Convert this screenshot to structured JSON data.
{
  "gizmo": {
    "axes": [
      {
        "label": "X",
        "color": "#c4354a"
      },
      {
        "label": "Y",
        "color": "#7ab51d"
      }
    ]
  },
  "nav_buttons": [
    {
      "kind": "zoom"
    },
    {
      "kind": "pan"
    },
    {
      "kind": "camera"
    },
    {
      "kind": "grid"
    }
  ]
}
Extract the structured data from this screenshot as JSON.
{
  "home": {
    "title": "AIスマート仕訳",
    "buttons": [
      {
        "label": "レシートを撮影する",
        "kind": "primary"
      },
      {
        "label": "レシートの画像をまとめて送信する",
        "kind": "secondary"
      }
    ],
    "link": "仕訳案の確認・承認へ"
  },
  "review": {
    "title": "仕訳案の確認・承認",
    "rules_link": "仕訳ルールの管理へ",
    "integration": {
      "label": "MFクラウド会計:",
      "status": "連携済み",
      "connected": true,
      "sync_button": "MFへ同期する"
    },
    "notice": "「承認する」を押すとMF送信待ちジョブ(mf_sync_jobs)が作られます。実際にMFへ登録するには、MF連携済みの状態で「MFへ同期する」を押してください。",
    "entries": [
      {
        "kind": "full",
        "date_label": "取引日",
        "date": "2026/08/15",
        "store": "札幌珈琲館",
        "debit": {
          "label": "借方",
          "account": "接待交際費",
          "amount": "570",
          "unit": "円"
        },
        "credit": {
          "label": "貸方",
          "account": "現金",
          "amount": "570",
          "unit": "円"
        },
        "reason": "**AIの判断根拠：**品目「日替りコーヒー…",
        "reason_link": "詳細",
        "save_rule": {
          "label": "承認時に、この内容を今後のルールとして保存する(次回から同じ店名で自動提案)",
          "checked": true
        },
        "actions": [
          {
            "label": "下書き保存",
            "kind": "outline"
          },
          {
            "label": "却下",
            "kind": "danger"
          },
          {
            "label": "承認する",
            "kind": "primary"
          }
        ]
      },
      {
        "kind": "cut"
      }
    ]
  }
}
|---|
● **Aim of the exercise**
Working from the material above, retype it in its entirety without change.

● **Task output**
Convert this screenshot to structured JSON data.
{
  "gizmo": {
    "axes": [
      {
        "label": "X",
        "color": "#c4354a"
      },
      {
        "label": "Y",
        "color": "#7ab51d"
      }
    ]
  },
  "nav_buttons": [
    {
      "kind": "zoom"
    },
    {
      "kind": "pan"
    },
    {
      "kind": "camera"
    },
    {
      "kind": "grid"
    }
  ]
}
Extract the structured data from this screenshot as JSON.
{
  "home": {
    "title": "AIスマート仕訳",
    "buttons": [
      {
        "label": "レシートを撮影する",
        "kind": "primary"
      },
      {
        "label": "レシートの画像をまとめて送信する",
        "kind": "secondary"
      }
    ],
    "link": "仕訳案の確認・承認へ"
  },
  "review": {
    "title": "仕訳案の確認・承認",
    "rules_link": "仕訳ルールの管理へ",
    "integration": {
      "label": "MFクラウド会計:",
      "status": "連携済み",
      "connected": true,
      "sync_button": "MFへ同期する"
    },
    "notice": "「承認する」を押すとMF送信待ちジョブ(mf_sync_jobs)が作られます。実際にMFへ登録するには、MF連携済みの状態で「MFへ同期する」を押してください。",
    "entries": [
      {
        "kind": "full",
        "date_label": "取引日",
        "date": "2026/08/15",
        "store": "札幌珈琲館",
        "debit": {
          "label": "借方",
          "account": "接待交際費",
          "amount": "570",
          "unit": "円"
        },
        "credit": {
          "label": "貸方",
          "account": "現金",
          "amount": "570",
          "unit": "円"
        },
        "reason": "**AIの判断根拠：**品目「日替りコーヒー…",
        "reason_link": "詳細",
        "save_rule": {
          "label": "承認時に、この内容を今後のルールとして保存する(次回から同じ店名で自動提案)",
          "checked": true
        },
        "actions": [
          {
            "label": "下書き保存",
            "kind": "outline"
          },
          {
            "label": "却下",
            "kind": "danger"
          },
          {
            "label": "承認する",
            "kind": "primary"
          }
        ]
      },
      {
        "kind": "cut"
      }
    ]
  }
}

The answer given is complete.